#### [WHAT IS REQUIRED]
Write out the data again in full, exactly as it reads.

#### [EXERCISE MATERIAL]
[start]

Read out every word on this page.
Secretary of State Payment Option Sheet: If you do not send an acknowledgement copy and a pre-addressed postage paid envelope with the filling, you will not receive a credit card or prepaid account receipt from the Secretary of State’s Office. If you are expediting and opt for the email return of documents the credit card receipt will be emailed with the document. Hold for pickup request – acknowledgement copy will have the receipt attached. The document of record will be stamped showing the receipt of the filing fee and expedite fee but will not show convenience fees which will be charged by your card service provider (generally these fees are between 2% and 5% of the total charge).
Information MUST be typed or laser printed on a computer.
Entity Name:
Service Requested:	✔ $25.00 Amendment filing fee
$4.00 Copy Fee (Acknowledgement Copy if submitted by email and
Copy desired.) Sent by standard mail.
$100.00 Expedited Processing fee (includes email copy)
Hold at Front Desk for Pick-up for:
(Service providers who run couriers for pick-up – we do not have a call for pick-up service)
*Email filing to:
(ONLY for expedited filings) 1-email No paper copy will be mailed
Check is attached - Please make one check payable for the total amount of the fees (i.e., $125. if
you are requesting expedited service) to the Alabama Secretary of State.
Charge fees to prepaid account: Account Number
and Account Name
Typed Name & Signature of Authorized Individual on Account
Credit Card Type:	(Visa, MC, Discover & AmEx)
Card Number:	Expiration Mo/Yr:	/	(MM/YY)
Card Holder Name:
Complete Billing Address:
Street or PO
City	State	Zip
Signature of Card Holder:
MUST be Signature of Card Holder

[end]

#### [TASK RESULT]
Read out every word on this page.
Secretary of State Payment Option Sheet: If you do not send an acknowledgement copy and a pre-addressed postage paid envelope with the filling, you will not receive a credit card or prepaid account receipt from the Secretary of State’s Office. If you are expediting and opt for the email return of documents the credit card receipt will be emailed with the document. Hold for pickup request – acknowledgement copy will have the receipt attached. The document of record will be stamped showing the receipt of the filing fee and expedite fee but will not show convenience fees which will be charged by your card service provider (generally these fees are between 2% and 5% of the total charge).
Information MUST be typed or laser printed on a computer.
Entity Name:
Service Requested:	✔ $25.00 Amendment filing fee
$4.00 Copy Fee (Acknowledgement Copy if submitted by email and
Copy desired.) Sent by standard mail.
$100.00 Expedited Processing fee (includes email copy)
Hold at Front Desk for Pick-up for:
(Service providers who run couriers for pick-up – we do not have a call for pick-up service)
*Email filing to:
(ONLY for expedited filings) 1-email No paper copy will be mailed
Check is attached - Please make one check payable for the total amount of the fees (i.e., $125. if
you are requesting expedited service) to the Alabama Secretary of State.
Charge fees to prepaid account: Account Number
and Account Name
Typed Name & Signature of Authorized Individual on Account
Credit Card Type:	(Visa, MC, Discover & AmEx)
Card Number:	Expiration Mo/Yr:	/	(MM/YY)
Card Holder Name:
Complete Billing Address:
Street or PO
City	State	Zip
Signature of Card Holder:
MUST be Signature of Card Holder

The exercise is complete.